- **Required work**:
Pull each line containing "JSON" out of the data and copy it.

- **Material to process**:
|---|
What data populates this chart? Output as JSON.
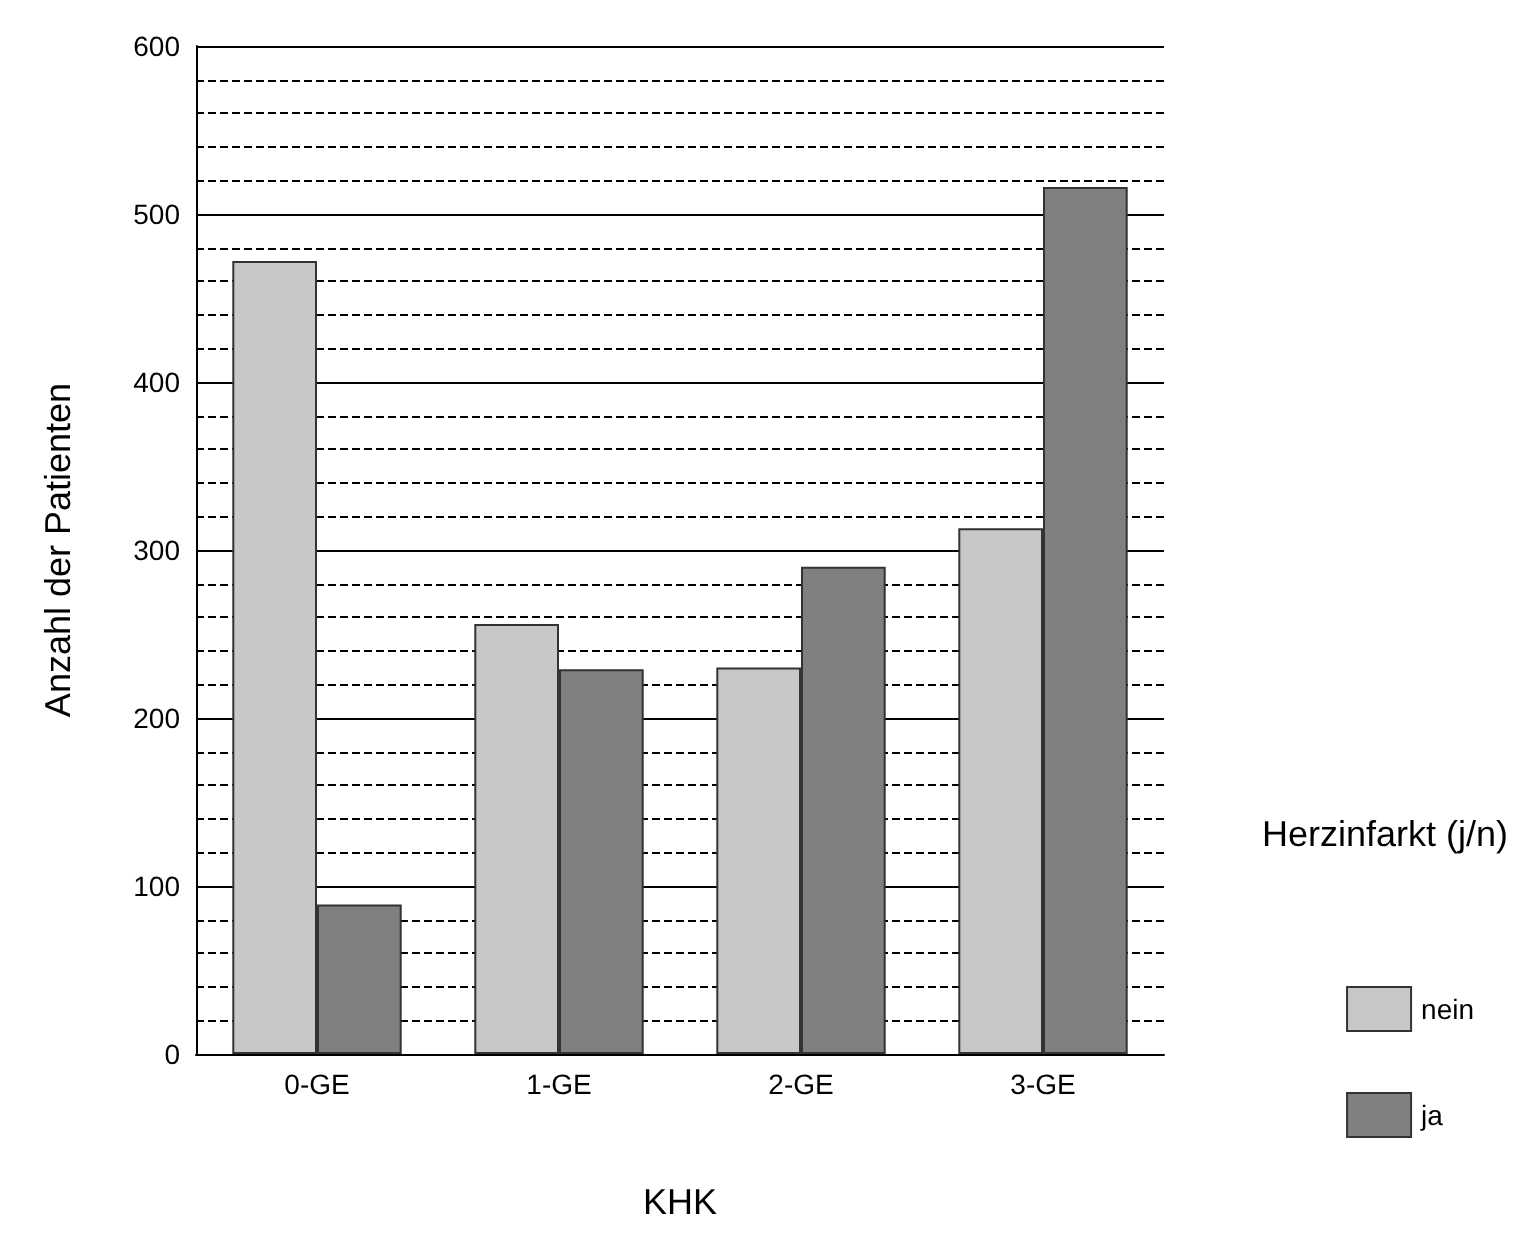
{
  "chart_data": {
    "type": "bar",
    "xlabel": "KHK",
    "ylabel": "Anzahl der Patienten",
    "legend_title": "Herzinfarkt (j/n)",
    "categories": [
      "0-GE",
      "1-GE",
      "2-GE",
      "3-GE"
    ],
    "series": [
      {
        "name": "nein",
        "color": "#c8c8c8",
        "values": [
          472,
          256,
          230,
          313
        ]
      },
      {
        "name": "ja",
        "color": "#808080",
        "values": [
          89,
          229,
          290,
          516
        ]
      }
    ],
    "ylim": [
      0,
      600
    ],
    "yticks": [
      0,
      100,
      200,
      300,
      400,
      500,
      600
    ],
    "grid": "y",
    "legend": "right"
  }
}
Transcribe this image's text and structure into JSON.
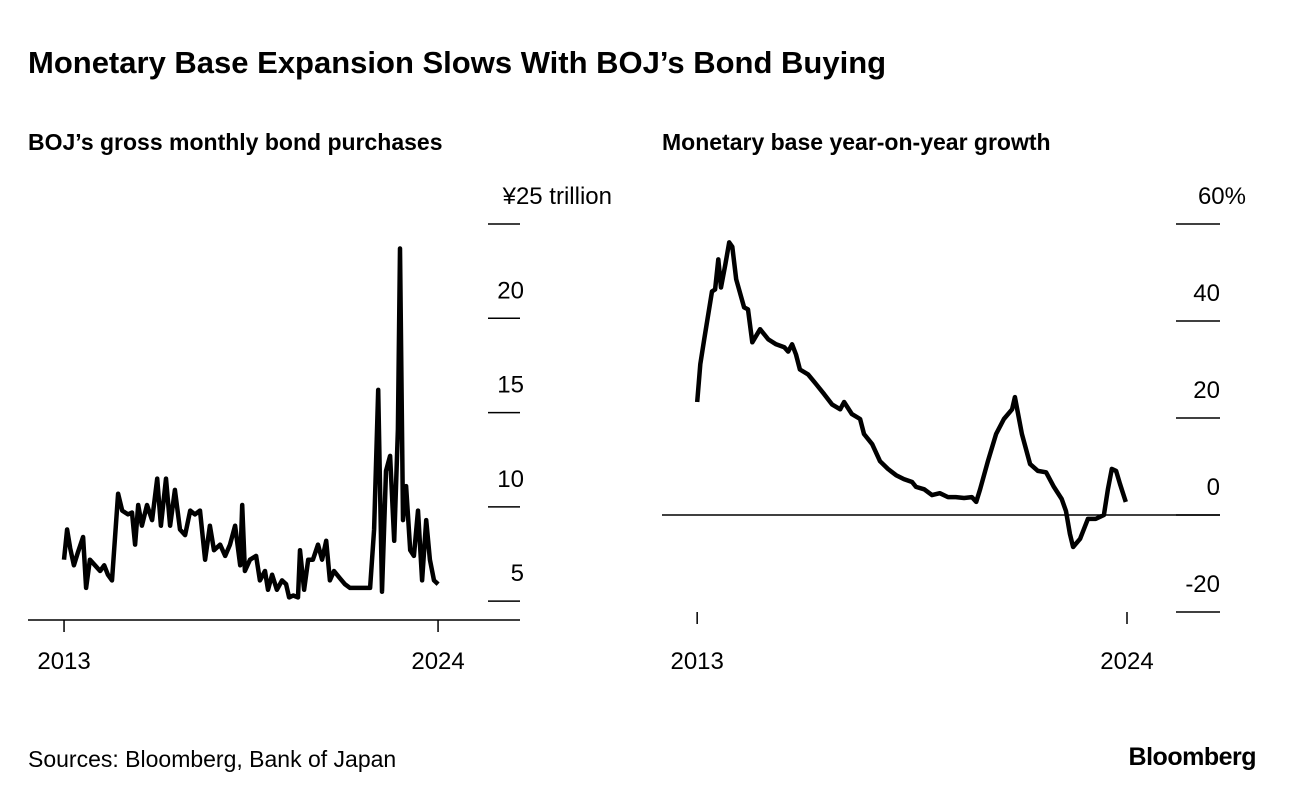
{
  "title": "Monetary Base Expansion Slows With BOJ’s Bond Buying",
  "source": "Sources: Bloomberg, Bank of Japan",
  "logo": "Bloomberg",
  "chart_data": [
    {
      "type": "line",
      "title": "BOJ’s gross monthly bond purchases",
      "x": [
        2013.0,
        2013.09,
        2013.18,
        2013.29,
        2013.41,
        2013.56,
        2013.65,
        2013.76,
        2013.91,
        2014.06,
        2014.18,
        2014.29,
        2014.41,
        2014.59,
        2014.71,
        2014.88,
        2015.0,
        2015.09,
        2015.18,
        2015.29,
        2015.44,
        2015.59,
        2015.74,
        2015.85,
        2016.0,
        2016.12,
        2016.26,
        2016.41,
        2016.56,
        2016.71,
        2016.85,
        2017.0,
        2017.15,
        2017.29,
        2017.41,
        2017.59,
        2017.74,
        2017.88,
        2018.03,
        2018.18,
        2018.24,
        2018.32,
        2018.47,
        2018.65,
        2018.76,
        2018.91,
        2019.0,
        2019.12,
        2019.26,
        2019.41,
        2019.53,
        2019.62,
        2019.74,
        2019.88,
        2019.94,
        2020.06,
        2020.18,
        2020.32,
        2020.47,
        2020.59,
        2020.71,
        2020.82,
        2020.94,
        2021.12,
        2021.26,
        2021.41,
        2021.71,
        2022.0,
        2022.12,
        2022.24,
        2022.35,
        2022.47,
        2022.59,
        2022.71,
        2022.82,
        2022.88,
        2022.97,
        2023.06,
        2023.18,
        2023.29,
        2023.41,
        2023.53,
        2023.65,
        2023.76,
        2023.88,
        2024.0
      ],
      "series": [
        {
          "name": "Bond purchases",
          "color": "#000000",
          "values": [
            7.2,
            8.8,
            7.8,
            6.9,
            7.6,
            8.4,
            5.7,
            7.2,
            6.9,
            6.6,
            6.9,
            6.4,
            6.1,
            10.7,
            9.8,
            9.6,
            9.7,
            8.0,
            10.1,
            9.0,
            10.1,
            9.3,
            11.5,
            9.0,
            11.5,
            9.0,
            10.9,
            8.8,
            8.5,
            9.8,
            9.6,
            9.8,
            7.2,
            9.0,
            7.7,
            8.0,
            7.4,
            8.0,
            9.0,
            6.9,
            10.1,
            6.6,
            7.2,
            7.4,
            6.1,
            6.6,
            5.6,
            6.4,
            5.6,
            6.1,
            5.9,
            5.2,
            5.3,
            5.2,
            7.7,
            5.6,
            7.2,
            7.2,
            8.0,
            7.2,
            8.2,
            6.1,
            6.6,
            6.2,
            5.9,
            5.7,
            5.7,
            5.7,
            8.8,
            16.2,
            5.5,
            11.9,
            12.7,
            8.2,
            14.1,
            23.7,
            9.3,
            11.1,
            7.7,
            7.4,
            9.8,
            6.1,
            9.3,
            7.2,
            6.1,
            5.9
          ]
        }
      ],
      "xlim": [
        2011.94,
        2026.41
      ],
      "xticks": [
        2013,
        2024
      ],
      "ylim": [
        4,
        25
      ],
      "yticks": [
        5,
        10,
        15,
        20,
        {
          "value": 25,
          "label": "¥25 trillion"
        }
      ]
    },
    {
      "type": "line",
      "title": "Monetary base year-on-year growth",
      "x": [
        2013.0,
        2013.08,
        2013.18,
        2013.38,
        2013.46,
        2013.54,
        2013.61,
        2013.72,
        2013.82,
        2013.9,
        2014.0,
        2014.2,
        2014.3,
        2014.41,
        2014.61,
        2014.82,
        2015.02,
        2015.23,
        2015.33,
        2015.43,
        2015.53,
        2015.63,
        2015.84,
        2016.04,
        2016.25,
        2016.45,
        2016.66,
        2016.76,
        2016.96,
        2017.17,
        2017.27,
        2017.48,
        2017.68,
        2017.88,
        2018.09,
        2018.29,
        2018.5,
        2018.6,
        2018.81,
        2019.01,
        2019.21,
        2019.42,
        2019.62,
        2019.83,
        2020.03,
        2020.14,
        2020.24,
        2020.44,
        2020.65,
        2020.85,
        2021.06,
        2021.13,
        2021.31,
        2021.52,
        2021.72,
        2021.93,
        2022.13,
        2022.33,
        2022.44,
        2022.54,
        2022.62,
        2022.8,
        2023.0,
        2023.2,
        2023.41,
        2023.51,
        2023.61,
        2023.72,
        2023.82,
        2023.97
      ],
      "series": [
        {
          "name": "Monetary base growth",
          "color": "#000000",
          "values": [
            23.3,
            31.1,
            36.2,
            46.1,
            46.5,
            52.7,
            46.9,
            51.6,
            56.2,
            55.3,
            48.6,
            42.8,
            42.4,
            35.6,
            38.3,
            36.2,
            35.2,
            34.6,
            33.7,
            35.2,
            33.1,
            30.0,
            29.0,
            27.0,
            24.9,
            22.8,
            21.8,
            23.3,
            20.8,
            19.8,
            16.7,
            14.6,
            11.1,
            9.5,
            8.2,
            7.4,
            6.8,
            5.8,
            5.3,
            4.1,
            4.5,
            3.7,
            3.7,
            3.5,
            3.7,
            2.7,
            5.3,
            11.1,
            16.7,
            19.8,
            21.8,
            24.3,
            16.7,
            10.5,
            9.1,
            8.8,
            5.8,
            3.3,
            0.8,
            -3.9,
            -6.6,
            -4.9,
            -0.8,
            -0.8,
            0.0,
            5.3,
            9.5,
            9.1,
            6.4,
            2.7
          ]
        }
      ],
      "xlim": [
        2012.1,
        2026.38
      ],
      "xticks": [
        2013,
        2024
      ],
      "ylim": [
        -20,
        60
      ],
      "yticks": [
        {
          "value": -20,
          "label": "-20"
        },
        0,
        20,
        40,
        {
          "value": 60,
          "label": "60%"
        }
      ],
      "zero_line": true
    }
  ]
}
|---|
- **Exercise output**:
What data populates this chart? Output as JSON.
Transcribe this image's text and structure into JSON.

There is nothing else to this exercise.